::: Records shown

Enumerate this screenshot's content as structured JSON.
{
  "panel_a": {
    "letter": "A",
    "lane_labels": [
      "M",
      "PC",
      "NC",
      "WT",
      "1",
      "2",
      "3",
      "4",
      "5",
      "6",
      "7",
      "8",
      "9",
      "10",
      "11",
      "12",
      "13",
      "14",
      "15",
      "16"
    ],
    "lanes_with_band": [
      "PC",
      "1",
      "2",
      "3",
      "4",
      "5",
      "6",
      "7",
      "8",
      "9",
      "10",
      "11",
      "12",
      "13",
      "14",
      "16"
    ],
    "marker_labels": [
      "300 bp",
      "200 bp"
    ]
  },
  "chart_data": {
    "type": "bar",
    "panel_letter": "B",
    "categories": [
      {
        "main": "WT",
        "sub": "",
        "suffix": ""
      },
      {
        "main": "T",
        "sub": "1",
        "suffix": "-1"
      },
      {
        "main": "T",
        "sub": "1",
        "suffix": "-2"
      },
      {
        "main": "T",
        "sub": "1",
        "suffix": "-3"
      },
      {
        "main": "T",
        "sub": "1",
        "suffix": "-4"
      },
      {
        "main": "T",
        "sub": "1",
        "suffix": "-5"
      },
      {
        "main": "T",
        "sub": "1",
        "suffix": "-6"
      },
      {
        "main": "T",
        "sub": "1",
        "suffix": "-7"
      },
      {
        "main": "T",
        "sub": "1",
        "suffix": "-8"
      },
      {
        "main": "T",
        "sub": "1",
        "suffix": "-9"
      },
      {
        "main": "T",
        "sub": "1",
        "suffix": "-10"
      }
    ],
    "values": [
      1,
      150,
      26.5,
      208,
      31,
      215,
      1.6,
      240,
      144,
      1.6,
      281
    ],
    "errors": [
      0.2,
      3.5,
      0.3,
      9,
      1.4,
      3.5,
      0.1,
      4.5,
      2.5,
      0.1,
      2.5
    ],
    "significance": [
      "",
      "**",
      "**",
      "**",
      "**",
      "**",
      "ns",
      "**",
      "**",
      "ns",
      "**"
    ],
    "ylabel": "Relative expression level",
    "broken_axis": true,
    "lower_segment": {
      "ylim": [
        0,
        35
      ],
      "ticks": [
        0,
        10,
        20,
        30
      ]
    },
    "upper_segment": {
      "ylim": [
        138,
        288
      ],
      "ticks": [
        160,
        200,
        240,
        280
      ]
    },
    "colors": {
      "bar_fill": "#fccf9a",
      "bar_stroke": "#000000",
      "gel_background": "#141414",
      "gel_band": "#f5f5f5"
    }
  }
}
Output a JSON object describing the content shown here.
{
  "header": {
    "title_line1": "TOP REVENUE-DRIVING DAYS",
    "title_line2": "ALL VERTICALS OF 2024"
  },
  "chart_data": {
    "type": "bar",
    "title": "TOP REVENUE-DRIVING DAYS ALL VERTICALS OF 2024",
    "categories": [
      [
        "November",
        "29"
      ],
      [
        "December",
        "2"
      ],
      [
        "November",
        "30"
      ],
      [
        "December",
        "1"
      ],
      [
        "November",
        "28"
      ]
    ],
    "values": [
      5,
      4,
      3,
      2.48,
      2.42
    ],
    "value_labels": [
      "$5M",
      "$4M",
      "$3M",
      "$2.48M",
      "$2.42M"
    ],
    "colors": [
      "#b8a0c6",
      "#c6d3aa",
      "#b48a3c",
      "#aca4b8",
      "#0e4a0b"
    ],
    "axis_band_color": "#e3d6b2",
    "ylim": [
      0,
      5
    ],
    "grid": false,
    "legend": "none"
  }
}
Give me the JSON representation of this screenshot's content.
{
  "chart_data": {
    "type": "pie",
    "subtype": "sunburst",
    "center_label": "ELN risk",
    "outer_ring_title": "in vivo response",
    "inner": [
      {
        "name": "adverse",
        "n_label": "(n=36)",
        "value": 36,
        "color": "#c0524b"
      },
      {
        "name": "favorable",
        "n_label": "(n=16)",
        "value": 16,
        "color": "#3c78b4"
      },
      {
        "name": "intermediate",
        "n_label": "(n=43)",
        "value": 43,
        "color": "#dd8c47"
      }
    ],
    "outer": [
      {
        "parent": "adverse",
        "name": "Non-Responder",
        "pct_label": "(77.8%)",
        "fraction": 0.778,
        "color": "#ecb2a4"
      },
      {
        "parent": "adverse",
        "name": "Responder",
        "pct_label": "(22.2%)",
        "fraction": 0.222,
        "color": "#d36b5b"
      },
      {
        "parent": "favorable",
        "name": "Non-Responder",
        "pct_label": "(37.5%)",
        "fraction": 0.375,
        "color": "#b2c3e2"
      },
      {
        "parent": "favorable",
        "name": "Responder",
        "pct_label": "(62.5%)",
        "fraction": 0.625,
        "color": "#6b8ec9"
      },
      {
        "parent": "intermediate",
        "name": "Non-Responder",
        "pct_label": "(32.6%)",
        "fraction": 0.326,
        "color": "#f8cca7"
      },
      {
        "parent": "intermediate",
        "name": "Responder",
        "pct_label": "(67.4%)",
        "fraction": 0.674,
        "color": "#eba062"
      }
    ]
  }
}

::::::

• _Objective_: Where a line in the entries holds "screenshot", copy that line.

• _Solution_:
Enumerate this screenshot's content as structured JSON.
Give me the JSON representation of this screenshot's content.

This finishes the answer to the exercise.